__What you need to do__. Reproduce the records exactly.

__Provided records__.

## start

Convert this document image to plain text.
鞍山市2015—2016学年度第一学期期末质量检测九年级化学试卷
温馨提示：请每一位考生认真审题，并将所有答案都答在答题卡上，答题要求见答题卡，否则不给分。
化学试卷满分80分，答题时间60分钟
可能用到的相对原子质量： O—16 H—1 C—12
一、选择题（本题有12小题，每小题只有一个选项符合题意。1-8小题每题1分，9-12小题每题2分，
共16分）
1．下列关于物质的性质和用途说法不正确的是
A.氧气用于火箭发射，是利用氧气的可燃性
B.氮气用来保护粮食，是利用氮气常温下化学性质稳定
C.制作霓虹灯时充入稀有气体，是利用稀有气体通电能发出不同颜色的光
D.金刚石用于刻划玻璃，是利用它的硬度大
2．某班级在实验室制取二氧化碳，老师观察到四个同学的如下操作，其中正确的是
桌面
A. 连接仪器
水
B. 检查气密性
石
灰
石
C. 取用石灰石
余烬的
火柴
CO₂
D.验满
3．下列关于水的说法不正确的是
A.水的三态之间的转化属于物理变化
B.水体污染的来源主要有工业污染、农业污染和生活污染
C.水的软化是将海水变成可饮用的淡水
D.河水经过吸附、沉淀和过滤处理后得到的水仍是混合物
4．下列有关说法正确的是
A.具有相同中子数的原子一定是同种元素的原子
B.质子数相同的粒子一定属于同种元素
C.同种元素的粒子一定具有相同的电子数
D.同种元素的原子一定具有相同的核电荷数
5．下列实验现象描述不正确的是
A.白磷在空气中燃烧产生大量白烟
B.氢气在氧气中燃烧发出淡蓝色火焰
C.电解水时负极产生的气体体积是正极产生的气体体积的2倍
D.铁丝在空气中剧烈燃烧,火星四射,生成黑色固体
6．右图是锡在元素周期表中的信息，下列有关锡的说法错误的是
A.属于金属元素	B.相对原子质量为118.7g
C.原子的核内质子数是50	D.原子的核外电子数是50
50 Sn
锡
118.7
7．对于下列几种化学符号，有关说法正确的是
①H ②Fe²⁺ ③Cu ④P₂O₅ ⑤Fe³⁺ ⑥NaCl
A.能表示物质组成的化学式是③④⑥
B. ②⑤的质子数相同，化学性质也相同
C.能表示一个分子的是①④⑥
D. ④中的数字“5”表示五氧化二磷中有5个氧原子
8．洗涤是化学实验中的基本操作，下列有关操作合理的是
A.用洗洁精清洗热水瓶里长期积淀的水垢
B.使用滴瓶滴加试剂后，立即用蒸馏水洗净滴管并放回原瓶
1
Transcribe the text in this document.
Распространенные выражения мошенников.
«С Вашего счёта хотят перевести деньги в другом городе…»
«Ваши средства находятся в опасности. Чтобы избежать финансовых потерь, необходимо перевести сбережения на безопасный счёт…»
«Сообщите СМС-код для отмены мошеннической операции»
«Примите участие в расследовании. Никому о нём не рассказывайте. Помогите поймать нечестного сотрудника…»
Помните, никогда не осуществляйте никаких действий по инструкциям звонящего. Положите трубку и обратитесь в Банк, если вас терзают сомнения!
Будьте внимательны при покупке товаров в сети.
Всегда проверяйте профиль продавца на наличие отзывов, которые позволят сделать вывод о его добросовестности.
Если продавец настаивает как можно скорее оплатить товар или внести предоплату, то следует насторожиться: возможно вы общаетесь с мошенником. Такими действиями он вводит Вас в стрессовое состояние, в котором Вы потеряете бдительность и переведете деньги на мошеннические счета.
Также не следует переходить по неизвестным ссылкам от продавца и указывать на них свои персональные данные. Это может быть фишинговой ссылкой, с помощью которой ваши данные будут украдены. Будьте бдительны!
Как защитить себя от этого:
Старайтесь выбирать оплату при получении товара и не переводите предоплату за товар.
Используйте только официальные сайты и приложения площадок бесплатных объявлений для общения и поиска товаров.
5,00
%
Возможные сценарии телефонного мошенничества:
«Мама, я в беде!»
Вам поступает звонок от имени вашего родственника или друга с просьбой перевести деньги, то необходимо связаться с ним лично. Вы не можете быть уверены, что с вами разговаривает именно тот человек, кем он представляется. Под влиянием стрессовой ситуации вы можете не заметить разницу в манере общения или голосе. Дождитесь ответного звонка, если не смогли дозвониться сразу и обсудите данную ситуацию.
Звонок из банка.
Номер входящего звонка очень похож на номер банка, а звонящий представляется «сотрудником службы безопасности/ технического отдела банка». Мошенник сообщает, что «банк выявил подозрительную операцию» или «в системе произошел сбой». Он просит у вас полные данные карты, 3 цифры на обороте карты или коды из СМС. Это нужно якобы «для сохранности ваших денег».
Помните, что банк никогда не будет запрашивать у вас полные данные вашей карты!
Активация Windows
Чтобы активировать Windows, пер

## end

__Solution for this exercise__.
Convert this document image to plain text.
鞍山市2015—2016学年度第一学期期末质量检测九年级化学试卷
温馨提示：请每一位考生认真审题，并将所有答案都答在答题卡上，答题要求见答题卡，否则不给分。
化学试卷满分80分，答题时间60分钟
可能用到的相对原子质量： O—16 H—1 C—12
一、选择题（本题有12小题，每小题只有一个选项符合题意。1-8小题每题1分，9-12小题每题2分，
共16分）
1．下列关于物质的性质和用途说法不正确的是
A.氧气用于火箭发射，是利用氧气的可燃性
B.氮气用来保护粮食，是利用氮气常温下化学性质稳定
C.制作霓虹灯时充入稀有气体，是利用稀有气体通电能发出不同颜色的光
D.金刚石用于刻划玻璃，是利用它的硬度大
2．某班级在实验室制取二氧化碳，老师观察到四个同学的如下操作，其中正确的是
桌面
A. 连接仪器
水
B. 检查气密性
石
灰
石
C. 取用石灰石
余烬的
火柴
CO₂
D.验满
3．下列关于水的说法不正确的是
A.水的三态之间的转化属于物理变化
B.水体污染的来源主要有工业污染、农业污染和生活污染
C.水的软化是将海水变成可饮用的淡水
D.河水经过吸附、沉淀和过滤处理后得到的水仍是混合物
4．下列有关说法正确的是
A.具有相同中子数的原子一定是同种元素的原子
B.质子数相同的粒子一定属于同种元素
C.同种元素的粒子一定具有相同的电子数
D.同种元素的原子一定具有相同的核电荷数
5．下列实验现象描述不正确的是
A.白磷在空气中燃烧产生大量白烟
B.氢气在氧气中燃烧发出淡蓝色火焰
C.电解水时负极产生的气体体积是正极产生的气体体积的2倍
D.铁丝在空气中剧烈燃烧,火星四射,生成黑色固体
6．右图是锡在元素周期表中的信息，下列有关锡的说法错误的是
A.属于金属元素	B.相对原子质量为118.7g
C.原子的核内质子数是50	D.原子的核外电子数是50
50 Sn
锡
118.7
7．对于下列几种化学符号，有关说法正确的是
①H ②Fe²⁺ ③Cu ④P₂O₅ ⑤Fe³⁺ ⑥NaCl
A.能表示物质组成的化学式是③④⑥
B. ②⑤的质子数相同，化学性质也相同
C.能表示一个分子的是①④⑥
D. ④中的数字“5”表示五氧化二磷中有5个氧原子
8．洗涤是化学实验中的基本操作，下列有关操作合理的是
A.用洗洁精清洗热水瓶里长期积淀的水垢
B.使用滴瓶滴加试剂后，立即用蒸馏水洗净滴管并放回原瓶
1
Transcribe the text in this document.
Распространенные выражения мошенников.
«С Вашего счёта хотят перевести деньги в другом городе…»
«Ваши средства находятся в опасности. Чтобы избежать финансовых потерь, необходимо перевести сбережения на безопасный счёт…»
«Сообщите СМС-код для отмены мошеннической операции»
«Примите участие в расследовании. Никому о нём не рассказывайте. Помогите поймать нечестного сотрудника…»
Помните, никогда не осуществляйте никаких действий по инструкциям звонящего. Положите трубку и обратитесь в Банк, если вас терзают сомнения!
Будьте внимательны при покупке товаров в сети.
Всегда проверяйте профиль продавца на наличие отзывов, которые позволят сделать вывод о его добросовестности.
Если продавец настаивает как можно скорее оплатить товар или внести предоплату, то следует насторожиться: возможно вы общаетесь с мошенником. Такими действиями он вводит Вас в стрессовое состояние, в котором Вы потеряете бдительность и переведете деньги на мошеннические счета.
Также не следует переходить по неизвестным ссылкам от продавца и указывать на них свои персональные данные. Это может быть фишинговой ссылкой, с помощью которой ваши данные будут украдены. Будьте бдительны!
Как защитить себя от этого:
Старайтесь выбирать оплату при получении товара и не переводите предоплату за товар.
Используйте только официальные сайты и приложения площадок бесплатных объявлений для общения и поиска товаров.
5,00
%
Возможные сценарии телефонного мошенничества:
«Мама, я в беде!»
Вам поступает звонок от имени вашего родственника или друга с просьбой перевести деньги, то необходимо связаться с ним лично. Вы не можете быть уверены, что с вами разговаривает именно тот человек, кем он представляется. Под влиянием стрессовой ситуации вы можете не заметить разницу в манере общения или голосе. Дождитесь ответного звонка, если не смогли дозвониться сразу и обсудите данную ситуацию.
Звонок из банка.
Номер входящего звонка очень похож на номер банка, а звонящий представляется «сотрудником службы безопасности/ технического отдела банка». Мошенник сообщает, что «банк выявил подозрительную операцию» или «в системе произошел сбой». Он просит у вас полные данные карты, 3 цифры на обороте карты или коды из СМС. Это нужно якобы «для сохранности ваших денег».
Помните, что банк никогда не будет запрашивать у вас полные данные вашей карты!
Активация Windows
Чтобы активировать Windows, пер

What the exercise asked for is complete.